* [What you are asked to do]: According to the passage on images of the 21st century, why might the rest of the century be different from the troubled years it describes? Answer in one to three sentences.

There are other pictures that look now like early warnings of trouble to come. The “separation wall” encircling the West Bank is a reminder that, after the failure of peace talks at Camp David in 2000, there has been a further 25 years of Israeli-Palestinian conflict, to add to the decades that went before, culminating in the Israel-Hamas war in Gaza that exploded on 7 October 2023 and has only recently paused. Similarly, the image from Ukraine in 2014 appears now like a premonition of the Russian invasion of 2022.
These have been turbulent years, roiled by culture wars and a long-delayed reckoning over race – how extraordinary now to recall that taking the knee began with a single athlete making a single gesture – and by vast movements of people. The agony of today’s refugee crisis is distilled in the sight of a two-year-old child, Alan Kurdi, face down on a beach. That cauldron of discontents was stirred further by tech platforms that were no longer about old friends reconnecting, but about strangers dividing against each other, their sources of information filtered along partisan lines, until they could be persuaded to believe almost anything, and usually the worst.
All of those currents fed into the movement that has defined the last decade or so, embodied by Boris Johnson and his notorious Brexit bus – a lie on wheels – and, of course, by the man who is the face of these times: Donald Trump. That movement is nationalist populism and it feeds on the many plagues of the 21st century, from stalled or declining living standards to social media, adroitly channelling unease and fear into hostility towards migrants, minorities and each other. Gaze upon the titans of tech come to pay homage to Trump as he returned to the White House in January and you see we are living through what the Italian writer Giuliano da Empoli calls “the hour of the predator”.
Yet there are enough images of wonder here to believe the rest of the 21st century might be different: look at the selfie taken by the Mars rover to be reminded of what we are capable of. The next 25 years are no more preordained than the last. Like the cameras that captured these extraordinary moments, they are in our hands.
Picture captions by Felix Bazalgette and Gabrielle Schwarz
Liberty Plaza, New York, 2001
By Susan Meiselas

When news came of the first plane crashing into one of the twin towers on 11 September 2001, Susan Meiselas cycled downtown with her camera – “moving toward what everyone else was desperately fleeing from”, with “no sense of the scale of what had happened”.

* [Given data]:

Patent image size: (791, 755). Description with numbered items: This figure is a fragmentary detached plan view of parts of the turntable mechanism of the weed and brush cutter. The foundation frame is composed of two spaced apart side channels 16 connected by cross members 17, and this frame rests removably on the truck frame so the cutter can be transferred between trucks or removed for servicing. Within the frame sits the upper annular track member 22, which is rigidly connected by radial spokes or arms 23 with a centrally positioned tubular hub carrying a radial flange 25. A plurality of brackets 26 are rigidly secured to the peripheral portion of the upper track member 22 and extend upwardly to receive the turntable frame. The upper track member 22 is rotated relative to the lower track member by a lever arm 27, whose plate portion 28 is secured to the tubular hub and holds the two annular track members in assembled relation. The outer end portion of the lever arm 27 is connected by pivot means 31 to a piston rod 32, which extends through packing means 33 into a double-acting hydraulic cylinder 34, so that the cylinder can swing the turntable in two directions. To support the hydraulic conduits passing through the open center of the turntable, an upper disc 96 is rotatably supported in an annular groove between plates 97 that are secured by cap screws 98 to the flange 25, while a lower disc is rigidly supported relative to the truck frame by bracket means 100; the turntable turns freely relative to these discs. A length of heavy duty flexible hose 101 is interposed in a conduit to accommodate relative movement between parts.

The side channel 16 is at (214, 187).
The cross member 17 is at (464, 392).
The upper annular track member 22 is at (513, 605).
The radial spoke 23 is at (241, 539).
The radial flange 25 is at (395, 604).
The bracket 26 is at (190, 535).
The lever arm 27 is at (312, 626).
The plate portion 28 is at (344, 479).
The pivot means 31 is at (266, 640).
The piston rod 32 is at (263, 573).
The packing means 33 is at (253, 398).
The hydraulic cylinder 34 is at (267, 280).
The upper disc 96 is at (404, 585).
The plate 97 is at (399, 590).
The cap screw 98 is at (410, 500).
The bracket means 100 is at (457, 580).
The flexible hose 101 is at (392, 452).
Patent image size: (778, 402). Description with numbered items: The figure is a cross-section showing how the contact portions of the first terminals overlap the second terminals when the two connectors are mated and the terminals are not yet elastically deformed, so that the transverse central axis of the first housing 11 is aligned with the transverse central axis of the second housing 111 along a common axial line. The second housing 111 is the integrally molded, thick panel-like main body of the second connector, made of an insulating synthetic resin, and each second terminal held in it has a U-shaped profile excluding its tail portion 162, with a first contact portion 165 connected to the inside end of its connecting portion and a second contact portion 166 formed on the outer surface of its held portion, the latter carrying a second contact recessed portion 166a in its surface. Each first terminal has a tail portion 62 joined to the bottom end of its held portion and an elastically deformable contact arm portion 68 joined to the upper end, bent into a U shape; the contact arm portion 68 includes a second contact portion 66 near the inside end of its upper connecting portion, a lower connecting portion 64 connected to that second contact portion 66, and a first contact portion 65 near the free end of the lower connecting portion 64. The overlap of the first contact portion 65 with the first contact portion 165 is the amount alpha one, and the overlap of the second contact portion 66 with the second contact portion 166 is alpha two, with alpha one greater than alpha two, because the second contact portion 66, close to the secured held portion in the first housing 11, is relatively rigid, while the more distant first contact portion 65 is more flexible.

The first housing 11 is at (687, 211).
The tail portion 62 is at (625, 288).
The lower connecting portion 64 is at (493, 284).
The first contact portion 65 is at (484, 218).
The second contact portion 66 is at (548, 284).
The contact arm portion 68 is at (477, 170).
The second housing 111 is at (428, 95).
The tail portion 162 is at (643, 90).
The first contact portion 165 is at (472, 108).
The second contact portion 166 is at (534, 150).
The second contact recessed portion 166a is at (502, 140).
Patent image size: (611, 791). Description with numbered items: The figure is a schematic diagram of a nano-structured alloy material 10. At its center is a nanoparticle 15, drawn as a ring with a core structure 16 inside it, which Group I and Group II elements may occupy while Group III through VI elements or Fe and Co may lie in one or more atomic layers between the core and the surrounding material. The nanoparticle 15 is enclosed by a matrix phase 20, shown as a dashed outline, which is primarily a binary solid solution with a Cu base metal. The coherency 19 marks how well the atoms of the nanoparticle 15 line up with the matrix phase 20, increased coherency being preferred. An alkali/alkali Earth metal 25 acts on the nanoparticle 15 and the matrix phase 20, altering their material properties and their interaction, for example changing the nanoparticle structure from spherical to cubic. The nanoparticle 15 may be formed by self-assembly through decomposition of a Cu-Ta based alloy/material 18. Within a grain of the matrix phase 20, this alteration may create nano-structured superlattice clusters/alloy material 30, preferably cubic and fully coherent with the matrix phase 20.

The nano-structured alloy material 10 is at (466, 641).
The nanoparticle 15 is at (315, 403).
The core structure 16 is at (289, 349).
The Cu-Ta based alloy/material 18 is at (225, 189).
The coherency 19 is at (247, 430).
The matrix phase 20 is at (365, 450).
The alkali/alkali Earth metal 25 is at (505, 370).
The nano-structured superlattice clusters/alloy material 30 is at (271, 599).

* [Solution for this problem]: The passage says there are enough images of wonder to believe the rest of the century could be different, with the selfie taken by the Mars rover as a reminder of what we are capable of. It adds that the next 25 years are no more preordained than the last and are in our hands.